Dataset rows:
- - - - -
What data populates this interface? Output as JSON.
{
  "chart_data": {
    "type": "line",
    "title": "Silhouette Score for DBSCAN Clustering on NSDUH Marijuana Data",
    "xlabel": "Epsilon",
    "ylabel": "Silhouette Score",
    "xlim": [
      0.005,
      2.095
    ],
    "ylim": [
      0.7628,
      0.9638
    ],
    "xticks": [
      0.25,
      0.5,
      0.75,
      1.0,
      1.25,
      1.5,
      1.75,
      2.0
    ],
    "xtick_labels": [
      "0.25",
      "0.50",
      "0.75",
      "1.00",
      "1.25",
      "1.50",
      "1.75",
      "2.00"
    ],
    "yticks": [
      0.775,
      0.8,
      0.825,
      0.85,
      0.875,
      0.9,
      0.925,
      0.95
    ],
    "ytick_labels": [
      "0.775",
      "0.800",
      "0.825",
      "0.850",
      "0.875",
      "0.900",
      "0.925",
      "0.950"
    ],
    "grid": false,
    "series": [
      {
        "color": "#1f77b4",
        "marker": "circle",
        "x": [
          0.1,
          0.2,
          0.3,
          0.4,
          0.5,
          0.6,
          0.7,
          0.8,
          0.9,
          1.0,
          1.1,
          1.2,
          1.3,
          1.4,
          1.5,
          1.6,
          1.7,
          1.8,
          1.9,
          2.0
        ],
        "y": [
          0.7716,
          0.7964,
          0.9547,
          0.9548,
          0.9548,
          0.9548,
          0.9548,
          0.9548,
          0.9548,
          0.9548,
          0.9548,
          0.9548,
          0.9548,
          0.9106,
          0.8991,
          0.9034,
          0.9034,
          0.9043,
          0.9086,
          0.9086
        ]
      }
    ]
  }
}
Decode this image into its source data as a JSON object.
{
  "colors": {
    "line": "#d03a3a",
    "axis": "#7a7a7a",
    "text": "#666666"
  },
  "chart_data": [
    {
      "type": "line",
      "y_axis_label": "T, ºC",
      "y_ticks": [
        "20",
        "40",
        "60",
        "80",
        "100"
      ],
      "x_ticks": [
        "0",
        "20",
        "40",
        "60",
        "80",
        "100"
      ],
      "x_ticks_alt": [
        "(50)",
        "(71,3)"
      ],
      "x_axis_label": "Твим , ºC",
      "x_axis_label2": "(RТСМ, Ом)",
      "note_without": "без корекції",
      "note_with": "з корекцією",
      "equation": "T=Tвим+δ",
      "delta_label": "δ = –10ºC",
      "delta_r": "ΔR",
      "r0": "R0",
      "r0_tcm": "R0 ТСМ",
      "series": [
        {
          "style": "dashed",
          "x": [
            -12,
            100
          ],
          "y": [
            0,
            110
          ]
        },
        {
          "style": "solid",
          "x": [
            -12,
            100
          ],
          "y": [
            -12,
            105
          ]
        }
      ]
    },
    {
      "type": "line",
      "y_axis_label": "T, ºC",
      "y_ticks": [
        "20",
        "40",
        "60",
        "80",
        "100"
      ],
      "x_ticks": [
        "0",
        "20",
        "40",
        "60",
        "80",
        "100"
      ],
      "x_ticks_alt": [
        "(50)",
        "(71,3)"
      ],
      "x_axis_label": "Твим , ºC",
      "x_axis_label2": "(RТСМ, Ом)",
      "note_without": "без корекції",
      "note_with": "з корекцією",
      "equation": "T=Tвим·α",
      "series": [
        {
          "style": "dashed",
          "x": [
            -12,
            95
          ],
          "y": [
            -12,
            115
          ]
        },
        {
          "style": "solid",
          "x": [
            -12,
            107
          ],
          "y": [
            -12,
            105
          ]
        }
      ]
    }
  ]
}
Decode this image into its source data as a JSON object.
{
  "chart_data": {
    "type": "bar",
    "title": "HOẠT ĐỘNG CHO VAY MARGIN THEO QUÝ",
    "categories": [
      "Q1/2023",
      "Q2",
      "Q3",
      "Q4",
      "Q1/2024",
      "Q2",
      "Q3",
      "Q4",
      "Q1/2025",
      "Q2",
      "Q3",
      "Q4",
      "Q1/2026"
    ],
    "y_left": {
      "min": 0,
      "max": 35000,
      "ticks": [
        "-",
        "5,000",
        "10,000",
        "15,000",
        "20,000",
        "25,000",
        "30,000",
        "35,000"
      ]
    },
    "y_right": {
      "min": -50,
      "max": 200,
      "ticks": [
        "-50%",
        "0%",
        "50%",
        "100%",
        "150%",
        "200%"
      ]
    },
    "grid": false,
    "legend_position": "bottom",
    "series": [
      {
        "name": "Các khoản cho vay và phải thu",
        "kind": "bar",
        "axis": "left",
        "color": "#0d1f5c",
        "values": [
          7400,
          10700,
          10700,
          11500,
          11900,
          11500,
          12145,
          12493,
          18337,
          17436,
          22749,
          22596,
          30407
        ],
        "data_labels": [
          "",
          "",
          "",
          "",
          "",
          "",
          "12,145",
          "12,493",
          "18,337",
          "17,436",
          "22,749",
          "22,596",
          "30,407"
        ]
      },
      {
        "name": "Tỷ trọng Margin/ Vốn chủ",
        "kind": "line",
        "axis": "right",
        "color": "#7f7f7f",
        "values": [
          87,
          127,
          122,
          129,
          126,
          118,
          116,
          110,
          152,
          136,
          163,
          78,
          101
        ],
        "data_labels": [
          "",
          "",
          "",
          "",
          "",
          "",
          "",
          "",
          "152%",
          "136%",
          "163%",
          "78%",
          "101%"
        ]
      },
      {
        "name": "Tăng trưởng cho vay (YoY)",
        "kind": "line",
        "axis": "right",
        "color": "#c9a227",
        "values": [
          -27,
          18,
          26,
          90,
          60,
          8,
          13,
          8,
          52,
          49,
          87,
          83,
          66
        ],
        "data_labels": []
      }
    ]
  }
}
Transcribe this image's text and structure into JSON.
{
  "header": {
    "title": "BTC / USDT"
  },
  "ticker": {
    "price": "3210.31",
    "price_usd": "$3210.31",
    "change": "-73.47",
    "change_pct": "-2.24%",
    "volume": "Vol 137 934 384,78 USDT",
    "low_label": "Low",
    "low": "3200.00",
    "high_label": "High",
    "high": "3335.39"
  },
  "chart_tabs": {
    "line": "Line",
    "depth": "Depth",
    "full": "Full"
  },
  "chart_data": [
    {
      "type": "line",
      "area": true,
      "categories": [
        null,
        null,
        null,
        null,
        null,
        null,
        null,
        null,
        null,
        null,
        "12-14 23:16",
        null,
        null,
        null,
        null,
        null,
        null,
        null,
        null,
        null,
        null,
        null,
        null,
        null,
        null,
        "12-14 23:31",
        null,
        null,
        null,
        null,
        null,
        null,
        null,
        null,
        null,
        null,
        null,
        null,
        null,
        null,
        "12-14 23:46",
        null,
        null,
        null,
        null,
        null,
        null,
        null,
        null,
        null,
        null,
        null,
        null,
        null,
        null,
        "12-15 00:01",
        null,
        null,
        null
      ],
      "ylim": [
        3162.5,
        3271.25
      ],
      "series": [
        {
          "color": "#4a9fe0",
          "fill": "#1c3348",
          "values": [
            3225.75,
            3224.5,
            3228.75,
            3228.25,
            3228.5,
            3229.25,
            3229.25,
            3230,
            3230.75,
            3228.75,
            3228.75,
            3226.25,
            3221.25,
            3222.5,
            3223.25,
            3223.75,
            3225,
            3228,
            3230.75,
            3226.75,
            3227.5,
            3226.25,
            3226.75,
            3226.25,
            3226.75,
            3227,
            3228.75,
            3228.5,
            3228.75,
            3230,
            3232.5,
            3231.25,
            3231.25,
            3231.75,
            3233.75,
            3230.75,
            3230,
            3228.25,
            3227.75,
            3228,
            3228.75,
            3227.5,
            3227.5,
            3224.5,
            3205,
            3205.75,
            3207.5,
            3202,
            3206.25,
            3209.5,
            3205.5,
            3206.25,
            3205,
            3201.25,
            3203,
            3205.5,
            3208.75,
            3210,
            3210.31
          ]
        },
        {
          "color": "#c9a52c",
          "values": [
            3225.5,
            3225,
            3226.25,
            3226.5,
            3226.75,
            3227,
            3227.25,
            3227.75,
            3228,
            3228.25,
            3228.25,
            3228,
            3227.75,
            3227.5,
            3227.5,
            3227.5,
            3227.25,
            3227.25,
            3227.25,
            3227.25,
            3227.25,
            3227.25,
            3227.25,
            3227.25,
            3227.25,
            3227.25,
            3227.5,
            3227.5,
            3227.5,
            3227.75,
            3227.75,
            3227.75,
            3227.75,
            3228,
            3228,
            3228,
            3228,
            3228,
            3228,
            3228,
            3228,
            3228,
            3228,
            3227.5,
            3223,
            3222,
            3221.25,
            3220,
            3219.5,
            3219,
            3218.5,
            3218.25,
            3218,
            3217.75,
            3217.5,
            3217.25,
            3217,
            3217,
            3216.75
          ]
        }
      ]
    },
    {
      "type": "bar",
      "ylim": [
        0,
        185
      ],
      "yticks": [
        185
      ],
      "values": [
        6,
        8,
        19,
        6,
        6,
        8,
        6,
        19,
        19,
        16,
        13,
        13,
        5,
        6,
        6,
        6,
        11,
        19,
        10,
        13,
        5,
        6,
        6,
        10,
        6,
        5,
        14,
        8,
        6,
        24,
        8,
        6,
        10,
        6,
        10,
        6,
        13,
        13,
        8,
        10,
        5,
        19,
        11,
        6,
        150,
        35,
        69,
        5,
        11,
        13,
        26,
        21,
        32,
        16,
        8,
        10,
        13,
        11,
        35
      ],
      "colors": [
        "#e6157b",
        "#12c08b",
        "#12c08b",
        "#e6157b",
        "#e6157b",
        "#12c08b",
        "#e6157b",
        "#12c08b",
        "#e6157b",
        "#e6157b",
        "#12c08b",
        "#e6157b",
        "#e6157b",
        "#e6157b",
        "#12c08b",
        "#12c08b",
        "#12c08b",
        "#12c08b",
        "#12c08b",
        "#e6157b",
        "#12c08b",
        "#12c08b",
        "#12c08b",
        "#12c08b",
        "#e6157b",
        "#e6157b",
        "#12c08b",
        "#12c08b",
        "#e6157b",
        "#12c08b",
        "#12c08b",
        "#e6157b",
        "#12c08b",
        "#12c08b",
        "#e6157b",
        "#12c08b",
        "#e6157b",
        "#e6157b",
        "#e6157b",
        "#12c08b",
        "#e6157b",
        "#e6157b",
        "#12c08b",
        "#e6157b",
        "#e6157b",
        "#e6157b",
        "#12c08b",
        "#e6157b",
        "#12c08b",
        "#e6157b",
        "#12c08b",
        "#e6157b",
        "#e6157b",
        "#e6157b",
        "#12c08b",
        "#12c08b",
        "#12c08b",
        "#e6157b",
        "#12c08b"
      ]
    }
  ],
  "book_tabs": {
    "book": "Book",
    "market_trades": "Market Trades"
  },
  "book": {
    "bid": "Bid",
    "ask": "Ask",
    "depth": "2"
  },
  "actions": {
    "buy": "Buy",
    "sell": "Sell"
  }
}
- - - - -
What you have to do >> Work through the records line by line and tally those with the word "text". Report only the total.

Exercise response >> 2